GIVEN RECORDS:
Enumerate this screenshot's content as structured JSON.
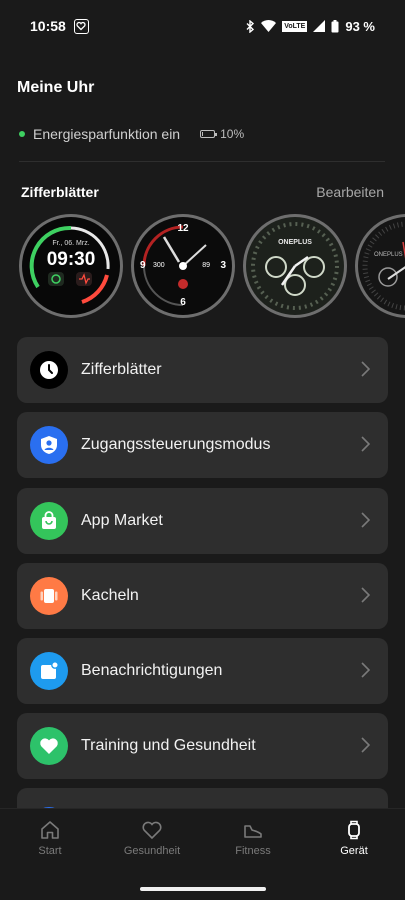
{
  "status_bar": {
    "time": "10:58",
    "battery": "93 %",
    "network": "VoLTE"
  },
  "page_title": "Meine Uhr",
  "energy": {
    "label": "Energiesparfunktion ein",
    "battery": "10%",
    "battery_level": 0.1,
    "status_color": "#3ed061"
  },
  "watch_faces": {
    "title": "Zifferblätter",
    "edit": "Bearbeiten",
    "items": [
      {
        "date": "Fr., 06. Mrz.",
        "time": "09:30"
      },
      {
        "left": "300",
        "right": "89",
        "top": "12",
        "bottom": "6",
        "l": "9",
        "r": "3"
      },
      {
        "brand": "ONEPLUS"
      },
      {
        "brand": "ONEPLUS"
      }
    ]
  },
  "menu": [
    {
      "label": "Zifferblätter",
      "icon": "clock-icon",
      "color": "#000000"
    },
    {
      "label": "Zugangssteuerungsmodus",
      "icon": "user-shield-icon",
      "color": "#2a6ff0"
    },
    {
      "label": "App Market",
      "icon": "shopping-bag-icon",
      "color": "#34c55b"
    },
    {
      "label": "Kacheln",
      "icon": "tiles-icon",
      "color": "#ff7a45"
    },
    {
      "label": "Benachrichtigungen",
      "icon": "notification-icon",
      "color": "#1e9bef"
    },
    {
      "label": "Training und Gesundheit",
      "icon": "heart-icon",
      "color": "#2dc26a"
    }
  ],
  "bottom_nav": [
    {
      "label": "Start",
      "icon": "home-icon",
      "active": false
    },
    {
      "label": "Gesundheit",
      "icon": "heart-outline-icon",
      "active": false
    },
    {
      "label": "Fitness",
      "icon": "shoe-icon",
      "active": false
    },
    {
      "label": "Gerät",
      "icon": "watch-icon",
      "active": true
    }
  ]
}
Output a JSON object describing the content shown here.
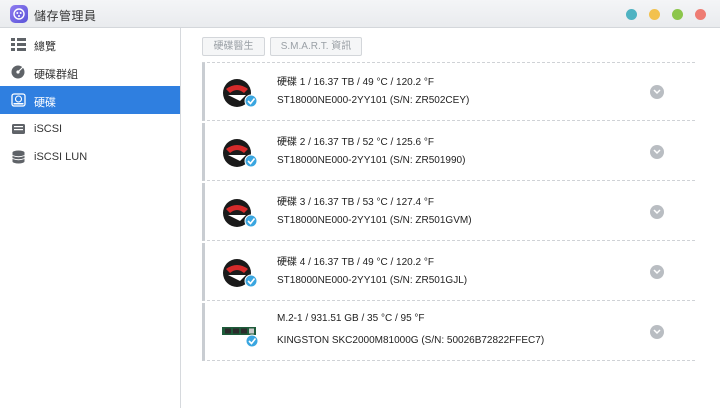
{
  "app": {
    "title": "儲存管理員",
    "window_buttons": [
      {
        "name": "help",
        "color": "#4fb3c2"
      },
      {
        "name": "minimize",
        "color": "#f2c14e"
      },
      {
        "name": "maximize",
        "color": "#8cc64b"
      },
      {
        "name": "close",
        "color": "#ee7c73"
      }
    ]
  },
  "sidebar": {
    "items": [
      {
        "label": "總覽",
        "icon": "overview-icon",
        "active": false
      },
      {
        "label": "硬碟群組",
        "icon": "disk-group-icon",
        "active": false
      },
      {
        "label": "硬碟",
        "icon": "disk-icon",
        "active": true
      },
      {
        "label": "iSCSI",
        "icon": "iscsi-icon",
        "active": false
      },
      {
        "label": "iSCSI LUN",
        "icon": "iscsi-lun-icon",
        "active": false
      }
    ]
  },
  "toolbar": {
    "health_label": "硬碟醫生",
    "smart_label": "S.M.A.R.T. 資訊"
  },
  "disks": [
    {
      "summary": "硬碟 1 / 16.37 TB / 49 °C / 120.2 °F",
      "model": "ST18000NE000-2YY101 (S/N: ZR502CEY)",
      "icon": "hdd-icon"
    },
    {
      "summary": "硬碟 2 / 16.37 TB / 52 °C / 125.6 °F",
      "model": "ST18000NE000-2YY101 (S/N: ZR501990)",
      "icon": "hdd-icon"
    },
    {
      "summary": "硬碟 3 / 16.37 TB / 53 °C / 127.4 °F",
      "model": "ST18000NE000-2YY101 (S/N: ZR501GVM)",
      "icon": "hdd-icon"
    },
    {
      "summary": "硬碟 4 / 16.37 TB / 49 °C / 120.2 °F",
      "model": "ST18000NE000-2YY101 (S/N: ZR501GJL)",
      "icon": "hdd-icon"
    },
    {
      "summary": "M.2-1 / 931.51 GB / 35 °C / 95 °F",
      "model": "KINGSTON SKC2000M81000G (S/N: 50026B72822FFEC7)",
      "icon": "ssd-m2-icon"
    }
  ],
  "colors": {
    "accent": "#2f7fe0",
    "status_ok": "#3aa6e0"
  }
}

TASK DIRECTIONS: Return every line of the records exactly as given, pictures excluded.

SOLUTION TO THE EXERCISE:
Enumerate this screenshot's content as structured JSON.
{
  "status_bar": {
    "time": "10:58",
    "battery": "93 %",
    "network": "VoLTE"
  },
  "page_title": "Meine Uhr",
  "energy": {
    "label": "Energiesparfunktion ein",
    "battery": "10%",
    "battery_level": 0.1,
    "status_color": "#3ed061"
  },
  "watch_faces": {
    "title": "Zifferblätter",
    "edit": "Bearbeiten",
    "items": [
      {
        "date": "Fr., 06. Mrz.",
        "time": "09:30"
      },
      {
        "left": "300",
        "right": "89",
        "top": "12",
        "bottom": "6",
        "l": "9",
        "r": "3"
      },
      {
        "brand": "ONEPLUS"
      },
      {
        "brand": "ONEPLUS"
      }
    ]
  },
  "menu": [
    {
      "label": "Zifferblätter",
      "icon": "clock-icon",
      "color": "#000000"
    },
    {
      "label": "Zugangssteuerungsmodus",
      "icon": "user-shield-icon",
      "color": "#2a6ff0"
    },
    {
      "label": "App Market",
      "icon": "shopping-bag-icon",
      "color": "#34c55b"
    },
    {
      "label": "Kacheln",
      "icon": "tiles-icon",
      "color": "#ff7a45"
    },
    {
      "label": "Benachrichtigungen",
      "icon": "notification-icon",
      "color": "#1e9bef"
    },
    {
      "label": "Training und Gesundheit",
      "icon": "heart-icon",
      "color": "#2dc26a"
    }
  ],
  "bottom_nav": [
    {
      "label": "Start",
      "icon": "home-icon",
      "active": false
    },
    {
      "label": "Gesundheit",
      "icon": "heart-outline-icon",
      "active": false
    },
    {
      "label": "Fitness",
      "icon": "shoe-icon",
      "active": false
    },
    {
      "label": "Gerät",
      "icon": "watch-icon",
      "active": true
    }
  ]
}
Output a JSON object describing the content shown here.
{
  "app": {
    "title": "儲存管理員",
    "window_buttons": [
      {
        "name": "help",
        "color": "#4fb3c2"
      },
      {
        "name": "minimize",
        "color": "#f2c14e"
      },
      {
        "name": "maximize",
        "color": "#8cc64b"
      },
      {
        "name": "close",
        "color": "#ee7c73"
      }
    ]
  },
  "sidebar": {
    "items": [
      {
        "label": "總覽",
        "icon": "overview-icon",
        "active": false
      },
      {
        "label": "硬碟群組",
        "icon": "disk-group-icon",
        "active": false
      },
      {
        "label": "硬碟",
        "icon": "disk-icon",
        "active": true
      },
      {
        "label": "iSCSI",
        "icon": "iscsi-icon",
        "active": false
      },
      {
        "label": "iSCSI LUN",
        "icon": "iscsi-lun-icon",
        "active": false
      }
    ]
  },
  "toolbar": {
    "health_label": "硬碟醫生",
    "smart_label": "S.M.A.R.T. 資訊"
  },
  "disks": [
    {
      "summary": "硬碟 1 / 16.37 TB / 49 °C / 120.2 °F",
      "model": "ST18000NE000-2YY101 (S/N: ZR502CEY)",
      "icon": "hdd-icon"
    },
    {
      "summary": "硬碟 2 / 16.37 TB / 52 °C / 125.6 °F",
      "model": "ST18000NE000-2YY101 (S/N: ZR501990)",
      "icon": "hdd-icon"
    },
    {
      "summary": "硬碟 3 / 16.37 TB / 53 °C / 127.4 °F",
      "model": "ST18000NE000-2YY101 (S/N: ZR501GVM)",
      "icon": "hdd-icon"
    },
    {
      "summary": "硬碟 4 / 16.37 TB / 49 °C / 120.2 °F",
      "model": "ST18000NE000-2YY101 (S/N: ZR501GJL)",
      "icon": "hdd-icon"
    },
    {
      "summary": "M.2-1 / 931.51 GB / 35 °C / 95 °F",
      "model": "KINGSTON SKC2000M81000G (S/N: 50026B72822FFEC7)",
      "icon": "ssd-m2-icon"
    }
  ],
  "colors": {
    "accent": "#2f7fe0",
    "status_ok": "#3aa6e0"
  }
}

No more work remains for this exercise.